Task description: What is needed here is an exact copy of every entry.

--- Supplied data ---

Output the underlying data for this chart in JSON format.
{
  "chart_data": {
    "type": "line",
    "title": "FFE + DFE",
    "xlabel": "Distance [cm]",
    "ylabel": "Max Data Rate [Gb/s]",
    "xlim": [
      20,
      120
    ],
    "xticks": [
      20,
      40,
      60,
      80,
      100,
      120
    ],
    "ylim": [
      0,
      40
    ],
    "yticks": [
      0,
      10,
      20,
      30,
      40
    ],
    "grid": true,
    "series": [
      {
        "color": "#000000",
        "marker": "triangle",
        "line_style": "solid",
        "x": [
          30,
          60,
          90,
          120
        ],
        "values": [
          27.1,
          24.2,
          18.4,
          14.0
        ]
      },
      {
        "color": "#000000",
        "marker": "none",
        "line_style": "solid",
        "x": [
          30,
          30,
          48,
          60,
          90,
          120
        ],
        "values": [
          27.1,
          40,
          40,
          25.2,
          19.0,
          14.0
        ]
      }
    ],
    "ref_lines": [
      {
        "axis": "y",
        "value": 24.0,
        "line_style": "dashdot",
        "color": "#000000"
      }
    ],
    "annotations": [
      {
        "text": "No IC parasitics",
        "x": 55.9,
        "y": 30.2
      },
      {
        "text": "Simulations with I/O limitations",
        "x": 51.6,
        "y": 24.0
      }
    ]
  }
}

---

The response:
Output the underlying data for this chart in JSON format.
{
  "chart_data": {
    "type": "line",
    "title": "FFE + DFE",
    "xlabel": "Distance [cm]",
    "ylabel": "Max Data Rate [Gb/s]",
    "xlim": [
      20,
      120
    ],
    "xticks": [
      20,
      40,
      60,
      80,
      100,
      120
    ],
    "ylim": [
      0,
      40
    ],
    "yticks": [
      0,
      10,
      20,
      30,
      40
    ],
    "grid": true,
    "series": [
      {
        "color": "#000000",
        "marker": "triangle",
        "line_style": "solid",
        "x": [
          30,
          60,
          90,
          120
        ],
        "values": [
          27.1,
          24.2,
          18.4,
          14.0
        ]
      },
      {
        "color": "#000000",
        "marker": "none",
        "line_style": "solid",
        "x": [
          30,
          30,
          48,
          60,
          90,
          120
        ],
        "values": [
          27.1,
          40,
          40,
          25.2,
          19.0,
          14.0
        ]
      }
    ],
    "ref_lines": [
      {
        "axis": "y",
        "value": 24.0,
        "line_style": "dashdot",
        "color": "#000000"
      }
    ],
    "annotations": [
      {
        "text": "No IC parasitics",
        "x": 55.9,
        "y": 30.2
      },
      {
        "text": "Simulations with I/O limitations",
        "x": 51.6,
        "y": 24.0
      }
    ]
  }
}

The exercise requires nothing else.